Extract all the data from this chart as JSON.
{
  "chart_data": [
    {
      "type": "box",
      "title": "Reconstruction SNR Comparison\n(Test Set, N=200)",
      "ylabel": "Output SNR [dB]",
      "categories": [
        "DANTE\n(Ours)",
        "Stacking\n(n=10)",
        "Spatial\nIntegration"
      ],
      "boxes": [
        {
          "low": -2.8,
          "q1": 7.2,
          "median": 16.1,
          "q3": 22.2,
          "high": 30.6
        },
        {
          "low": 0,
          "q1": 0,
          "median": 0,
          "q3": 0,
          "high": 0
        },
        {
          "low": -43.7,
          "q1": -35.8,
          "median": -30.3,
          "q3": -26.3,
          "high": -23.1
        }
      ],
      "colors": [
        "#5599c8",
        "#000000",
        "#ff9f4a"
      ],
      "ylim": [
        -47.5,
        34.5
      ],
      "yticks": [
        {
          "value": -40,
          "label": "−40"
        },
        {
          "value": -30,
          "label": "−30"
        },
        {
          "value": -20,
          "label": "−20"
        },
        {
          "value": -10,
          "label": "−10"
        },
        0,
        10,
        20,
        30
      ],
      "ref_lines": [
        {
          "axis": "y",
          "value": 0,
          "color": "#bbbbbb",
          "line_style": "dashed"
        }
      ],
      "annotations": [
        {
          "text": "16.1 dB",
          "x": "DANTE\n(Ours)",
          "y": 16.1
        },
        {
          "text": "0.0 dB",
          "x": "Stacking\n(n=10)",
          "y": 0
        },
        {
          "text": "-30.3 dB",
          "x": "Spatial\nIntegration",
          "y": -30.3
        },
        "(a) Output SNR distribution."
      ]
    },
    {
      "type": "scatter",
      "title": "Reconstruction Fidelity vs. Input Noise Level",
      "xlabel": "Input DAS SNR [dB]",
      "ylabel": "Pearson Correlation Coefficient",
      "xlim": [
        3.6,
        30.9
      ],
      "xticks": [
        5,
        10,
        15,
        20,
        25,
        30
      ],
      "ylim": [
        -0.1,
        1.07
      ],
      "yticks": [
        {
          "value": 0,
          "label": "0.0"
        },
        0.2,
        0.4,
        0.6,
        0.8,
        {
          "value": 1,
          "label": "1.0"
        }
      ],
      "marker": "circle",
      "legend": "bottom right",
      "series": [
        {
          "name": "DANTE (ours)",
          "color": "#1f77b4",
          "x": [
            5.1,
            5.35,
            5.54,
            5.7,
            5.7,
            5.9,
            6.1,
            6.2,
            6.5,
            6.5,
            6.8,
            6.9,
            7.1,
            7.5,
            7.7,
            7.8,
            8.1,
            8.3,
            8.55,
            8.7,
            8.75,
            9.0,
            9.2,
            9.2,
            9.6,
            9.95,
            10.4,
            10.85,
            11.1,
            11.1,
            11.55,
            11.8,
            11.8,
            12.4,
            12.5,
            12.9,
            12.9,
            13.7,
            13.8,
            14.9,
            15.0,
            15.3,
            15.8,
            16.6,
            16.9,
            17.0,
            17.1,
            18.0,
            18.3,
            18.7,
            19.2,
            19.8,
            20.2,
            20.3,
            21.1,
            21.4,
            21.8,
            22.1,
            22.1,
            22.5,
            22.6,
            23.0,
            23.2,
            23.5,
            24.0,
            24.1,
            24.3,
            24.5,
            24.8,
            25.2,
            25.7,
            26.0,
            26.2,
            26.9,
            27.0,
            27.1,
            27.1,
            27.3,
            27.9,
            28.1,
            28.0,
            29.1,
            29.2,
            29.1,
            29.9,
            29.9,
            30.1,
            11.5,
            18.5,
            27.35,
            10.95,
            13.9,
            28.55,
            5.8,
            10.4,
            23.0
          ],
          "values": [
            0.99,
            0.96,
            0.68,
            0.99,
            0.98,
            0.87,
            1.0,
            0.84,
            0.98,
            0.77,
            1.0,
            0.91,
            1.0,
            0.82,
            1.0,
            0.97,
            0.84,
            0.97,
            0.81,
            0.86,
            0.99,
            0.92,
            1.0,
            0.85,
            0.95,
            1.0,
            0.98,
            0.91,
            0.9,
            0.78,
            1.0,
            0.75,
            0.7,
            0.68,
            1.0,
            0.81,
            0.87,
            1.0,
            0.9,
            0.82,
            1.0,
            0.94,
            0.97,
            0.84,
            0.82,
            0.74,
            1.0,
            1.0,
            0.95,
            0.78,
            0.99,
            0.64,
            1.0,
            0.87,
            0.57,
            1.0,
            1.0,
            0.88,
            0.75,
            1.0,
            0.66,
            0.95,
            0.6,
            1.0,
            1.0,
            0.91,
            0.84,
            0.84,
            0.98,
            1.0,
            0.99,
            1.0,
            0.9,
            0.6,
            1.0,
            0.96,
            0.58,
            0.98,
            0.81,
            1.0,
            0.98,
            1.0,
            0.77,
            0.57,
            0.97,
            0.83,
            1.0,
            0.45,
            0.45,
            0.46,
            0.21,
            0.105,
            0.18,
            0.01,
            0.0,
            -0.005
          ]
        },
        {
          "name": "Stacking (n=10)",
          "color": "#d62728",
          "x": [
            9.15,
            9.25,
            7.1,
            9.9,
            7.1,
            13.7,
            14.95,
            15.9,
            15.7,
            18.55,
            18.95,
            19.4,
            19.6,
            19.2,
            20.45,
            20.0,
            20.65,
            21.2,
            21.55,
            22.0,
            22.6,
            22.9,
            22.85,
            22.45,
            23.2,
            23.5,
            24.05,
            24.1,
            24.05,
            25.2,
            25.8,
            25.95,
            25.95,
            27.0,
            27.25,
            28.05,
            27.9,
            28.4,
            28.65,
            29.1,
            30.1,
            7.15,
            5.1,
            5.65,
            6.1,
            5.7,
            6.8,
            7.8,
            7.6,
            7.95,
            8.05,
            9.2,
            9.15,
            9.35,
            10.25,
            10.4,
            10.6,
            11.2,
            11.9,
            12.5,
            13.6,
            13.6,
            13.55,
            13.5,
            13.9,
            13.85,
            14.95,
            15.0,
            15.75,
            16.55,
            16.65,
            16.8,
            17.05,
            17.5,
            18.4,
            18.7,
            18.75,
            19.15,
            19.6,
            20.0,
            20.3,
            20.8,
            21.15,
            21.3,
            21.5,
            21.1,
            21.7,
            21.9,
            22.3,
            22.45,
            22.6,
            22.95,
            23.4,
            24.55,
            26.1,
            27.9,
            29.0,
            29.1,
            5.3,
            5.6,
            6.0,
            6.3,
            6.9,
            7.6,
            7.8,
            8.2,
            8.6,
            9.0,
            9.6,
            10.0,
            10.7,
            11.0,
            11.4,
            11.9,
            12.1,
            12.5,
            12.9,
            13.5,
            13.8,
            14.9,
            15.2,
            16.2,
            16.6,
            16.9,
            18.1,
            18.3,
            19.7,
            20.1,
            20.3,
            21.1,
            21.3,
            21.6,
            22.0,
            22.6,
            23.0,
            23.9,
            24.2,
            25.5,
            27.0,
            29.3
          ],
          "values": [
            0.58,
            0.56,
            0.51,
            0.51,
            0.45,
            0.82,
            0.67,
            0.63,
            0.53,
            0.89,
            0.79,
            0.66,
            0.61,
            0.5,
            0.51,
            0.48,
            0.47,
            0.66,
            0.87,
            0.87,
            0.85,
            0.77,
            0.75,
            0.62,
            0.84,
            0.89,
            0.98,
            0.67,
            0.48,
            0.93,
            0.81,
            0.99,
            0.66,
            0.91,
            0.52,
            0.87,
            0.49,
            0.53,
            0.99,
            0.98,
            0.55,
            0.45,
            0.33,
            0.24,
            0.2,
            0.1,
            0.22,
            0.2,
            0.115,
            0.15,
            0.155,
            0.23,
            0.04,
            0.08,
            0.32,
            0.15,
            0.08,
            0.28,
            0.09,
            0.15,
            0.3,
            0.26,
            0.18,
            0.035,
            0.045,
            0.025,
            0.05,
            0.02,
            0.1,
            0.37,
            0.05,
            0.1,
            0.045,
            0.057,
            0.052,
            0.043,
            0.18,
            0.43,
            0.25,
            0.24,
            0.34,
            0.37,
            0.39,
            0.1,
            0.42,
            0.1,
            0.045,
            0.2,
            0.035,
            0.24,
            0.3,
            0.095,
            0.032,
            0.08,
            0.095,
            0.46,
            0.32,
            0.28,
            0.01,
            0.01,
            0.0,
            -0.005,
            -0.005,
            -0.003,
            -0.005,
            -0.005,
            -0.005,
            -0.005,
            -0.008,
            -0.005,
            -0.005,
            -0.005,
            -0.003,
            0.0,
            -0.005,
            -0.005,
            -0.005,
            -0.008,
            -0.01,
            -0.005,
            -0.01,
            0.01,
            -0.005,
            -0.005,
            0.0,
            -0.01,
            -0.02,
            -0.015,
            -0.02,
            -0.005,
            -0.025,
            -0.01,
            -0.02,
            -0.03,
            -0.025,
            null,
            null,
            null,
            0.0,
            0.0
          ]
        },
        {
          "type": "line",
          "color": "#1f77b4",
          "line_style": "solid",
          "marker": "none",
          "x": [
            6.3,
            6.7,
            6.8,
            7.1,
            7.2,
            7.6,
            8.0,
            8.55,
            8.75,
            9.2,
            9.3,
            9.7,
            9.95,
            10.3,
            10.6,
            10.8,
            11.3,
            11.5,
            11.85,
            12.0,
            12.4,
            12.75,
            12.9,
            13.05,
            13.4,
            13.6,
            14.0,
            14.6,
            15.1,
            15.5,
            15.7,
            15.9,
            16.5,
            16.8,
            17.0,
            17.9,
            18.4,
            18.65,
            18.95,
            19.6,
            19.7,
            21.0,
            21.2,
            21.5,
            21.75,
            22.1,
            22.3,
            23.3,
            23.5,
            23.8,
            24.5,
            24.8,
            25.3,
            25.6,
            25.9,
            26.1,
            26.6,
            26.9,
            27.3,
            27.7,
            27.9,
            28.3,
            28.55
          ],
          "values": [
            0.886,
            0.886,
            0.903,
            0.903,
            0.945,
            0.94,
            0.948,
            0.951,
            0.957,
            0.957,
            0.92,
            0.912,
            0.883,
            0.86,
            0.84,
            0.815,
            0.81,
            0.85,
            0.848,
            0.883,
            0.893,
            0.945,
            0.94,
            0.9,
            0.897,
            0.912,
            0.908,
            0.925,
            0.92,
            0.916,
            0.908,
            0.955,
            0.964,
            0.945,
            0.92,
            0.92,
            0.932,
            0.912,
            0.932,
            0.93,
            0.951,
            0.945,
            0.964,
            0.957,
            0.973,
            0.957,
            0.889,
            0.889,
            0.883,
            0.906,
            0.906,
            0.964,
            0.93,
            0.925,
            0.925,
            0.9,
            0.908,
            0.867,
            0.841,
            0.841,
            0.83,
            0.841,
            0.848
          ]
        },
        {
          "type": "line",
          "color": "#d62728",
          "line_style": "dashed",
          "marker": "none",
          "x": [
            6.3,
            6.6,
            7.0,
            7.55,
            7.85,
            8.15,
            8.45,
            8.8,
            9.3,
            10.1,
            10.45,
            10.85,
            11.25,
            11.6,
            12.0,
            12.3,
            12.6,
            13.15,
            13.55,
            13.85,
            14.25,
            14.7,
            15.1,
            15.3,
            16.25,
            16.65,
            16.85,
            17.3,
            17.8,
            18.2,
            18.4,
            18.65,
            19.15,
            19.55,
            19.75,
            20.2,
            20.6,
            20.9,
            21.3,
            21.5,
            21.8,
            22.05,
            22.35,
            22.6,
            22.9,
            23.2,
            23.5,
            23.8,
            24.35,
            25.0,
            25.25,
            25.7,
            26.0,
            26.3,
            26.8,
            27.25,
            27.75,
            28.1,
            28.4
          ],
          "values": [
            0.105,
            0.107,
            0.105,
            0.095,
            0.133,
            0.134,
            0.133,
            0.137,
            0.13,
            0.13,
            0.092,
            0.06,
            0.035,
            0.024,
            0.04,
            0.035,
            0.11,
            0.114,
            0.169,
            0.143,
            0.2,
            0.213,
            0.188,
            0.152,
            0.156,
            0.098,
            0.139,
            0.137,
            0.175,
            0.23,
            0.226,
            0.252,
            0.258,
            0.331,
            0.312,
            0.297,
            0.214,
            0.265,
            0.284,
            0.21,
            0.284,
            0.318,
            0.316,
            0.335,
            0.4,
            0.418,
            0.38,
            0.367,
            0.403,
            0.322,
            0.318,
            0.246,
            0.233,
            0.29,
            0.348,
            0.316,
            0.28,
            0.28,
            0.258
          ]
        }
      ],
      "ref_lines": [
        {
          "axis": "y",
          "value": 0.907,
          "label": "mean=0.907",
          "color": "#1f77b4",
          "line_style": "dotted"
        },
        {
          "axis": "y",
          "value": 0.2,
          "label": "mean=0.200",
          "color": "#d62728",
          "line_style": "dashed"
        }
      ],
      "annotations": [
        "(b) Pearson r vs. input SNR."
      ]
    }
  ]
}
┄┄┄┄┄┄┄┄┄┄┄┄┄┄┄┄┄┄┄┄
_The exercise:_
Check all the records above and select each line where the string "title" is found.

_Answer in full:_
      "title": "Reconstruction SNR Comparison\n(Test Set, N=200)",
      "title": "Reconstruction Fidelity vs. Input Noise Level",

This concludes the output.